EXERCISE DESCRIPTION
Write out each line in which the string "Windows" is present.

[Extracted data entries]
# # # # # # #
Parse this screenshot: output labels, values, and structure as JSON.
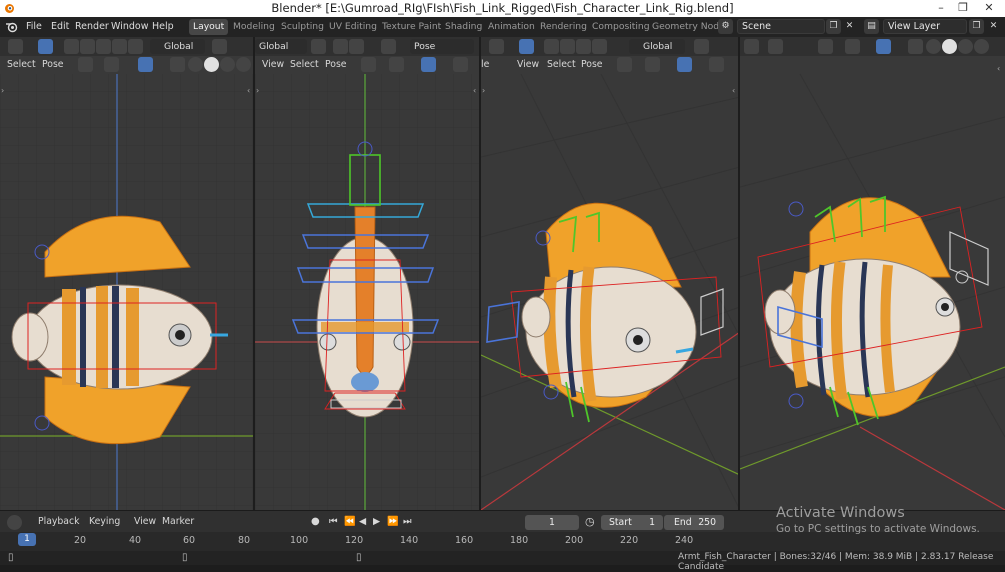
{
  "titlebar": {
    "title": "Blender* [E:\\Gumroad_RIg\\FIsh\\Fish_Link_Rigged\\Fish_Character_Link_Rig.blend]"
  },
  "menu": [
    "File",
    "Edit",
    "Render",
    "Window",
    "Help"
  ],
  "workspaces": [
    "Layout",
    "Modeling",
    "Sculpting",
    "UV Editing",
    "Texture Paint",
    "Shading",
    "Animation",
    "Rendering",
    "Compositing",
    "Geometry Nod"
  ],
  "scene": {
    "value": "Scene"
  },
  "view_layer": {
    "value": "View Layer"
  },
  "viewport1": {
    "select": "Select",
    "pose": "Pose",
    "orientation": "Global"
  },
  "viewport2": {
    "view": "View",
    "select": "Select",
    "pose": "Pose",
    "orientation": "Global",
    "pose_options": "Pose Options"
  },
  "viewport3": {
    "view": "View",
    "select": "Select",
    "pose": "Pose",
    "orientation": "Global",
    "cut": "le"
  },
  "timeline": {
    "playback": "Playback",
    "keying": "Keying",
    "view": "View",
    "marker": "Marker",
    "current_frame": "1",
    "start_label": "Start",
    "start": "1",
    "end_label": "End",
    "end": "250",
    "frames": [
      "20",
      "40",
      "60",
      "80",
      "100",
      "120",
      "140",
      "160",
      "180",
      "200",
      "220",
      "240"
    ],
    "current_marker": "1"
  },
  "status": {
    "text": "Armt_Fish_Character | Bones:32/46 | Mem: 38.9 MiB | 2.83.17 Release Candidate"
  },
  "watermark": {
    "title": "Activate Windows",
    "subtitle": "Go to PC settings to activate Windows."
  },
  "colors": {
    "accent": "#4772b3",
    "viewport_bg": "#393939",
    "header_bg": "#303030",
    "bone_green": "#4ec62a",
    "bone_blue": "#4a74d9",
    "bone_cyan": "#35a8d8",
    "bone_red": "#cc2b2b"
  }
}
# # # # # # #
EXERCISE RESULT
    "title": "Activate Windows",
    "subtitle": "Go to PC settings to activate Windows."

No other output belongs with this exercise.